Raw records
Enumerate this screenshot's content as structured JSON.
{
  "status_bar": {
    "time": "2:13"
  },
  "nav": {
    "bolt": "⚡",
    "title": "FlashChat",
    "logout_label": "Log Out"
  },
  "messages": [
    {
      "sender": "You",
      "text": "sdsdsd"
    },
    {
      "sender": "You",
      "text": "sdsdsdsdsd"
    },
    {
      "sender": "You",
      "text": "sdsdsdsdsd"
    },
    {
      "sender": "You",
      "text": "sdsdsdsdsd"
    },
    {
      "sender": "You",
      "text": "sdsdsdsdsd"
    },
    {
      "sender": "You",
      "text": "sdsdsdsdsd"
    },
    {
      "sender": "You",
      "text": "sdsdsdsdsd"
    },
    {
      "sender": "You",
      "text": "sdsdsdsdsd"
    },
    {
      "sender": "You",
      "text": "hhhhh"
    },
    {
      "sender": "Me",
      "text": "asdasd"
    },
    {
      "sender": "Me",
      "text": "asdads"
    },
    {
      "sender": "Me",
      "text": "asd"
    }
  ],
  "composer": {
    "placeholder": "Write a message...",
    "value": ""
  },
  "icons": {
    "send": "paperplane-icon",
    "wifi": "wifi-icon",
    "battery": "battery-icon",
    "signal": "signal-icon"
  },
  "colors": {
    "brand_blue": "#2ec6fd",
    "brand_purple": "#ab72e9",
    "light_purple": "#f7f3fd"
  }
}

• [Problem requirements] Reproduce the full listing word for word.

• [Finished task]
Enumerate this screenshot's content as structured JSON.
{
  "status_bar": {
    "time": "2:13"
  },
  "nav": {
    "bolt": "⚡",
    "title": "FlashChat",
    "logout_label": "Log Out"
  },
  "messages": [
    {
      "sender": "You",
      "text": "sdsdsd"
    },
    {
      "sender": "You",
      "text": "sdsdsdsdsd"
    },
    {
      "sender": "You",
      "text": "sdsdsdsdsd"
    },
    {
      "sender": "You",
      "text": "sdsdsdsdsd"
    },
    {
      "sender": "You",
      "text": "sdsdsdsdsd"
    },
    {
      "sender": "You",
      "text": "sdsdsdsdsd"
    },
    {
      "sender": "You",
      "text": "sdsdsdsdsd"
    },
    {
      "sender": "You",
      "text": "sdsdsdsdsd"
    },
    {
      "sender": "You",
      "text": "hhhhh"
    },
    {
      "sender": "Me",
      "text": "asdasd"
    },
    {
      "sender": "Me",
      "text": "asdads"
    },
    {
      "sender": "Me",
      "text": "asd"
    }
  ],
  "composer": {
    "placeholder": "Write a message...",
    "value": ""
  },
  "icons": {
    "send": "paperplane-icon",
    "wifi": "wifi-icon",
    "battery": "battery-icon",
    "signal": "signal-icon"
  },
  "colors": {
    "brand_blue": "#2ec6fd",
    "brand_purple": "#ab72e9",
    "light_purple": "#f7f3fd"
  }
}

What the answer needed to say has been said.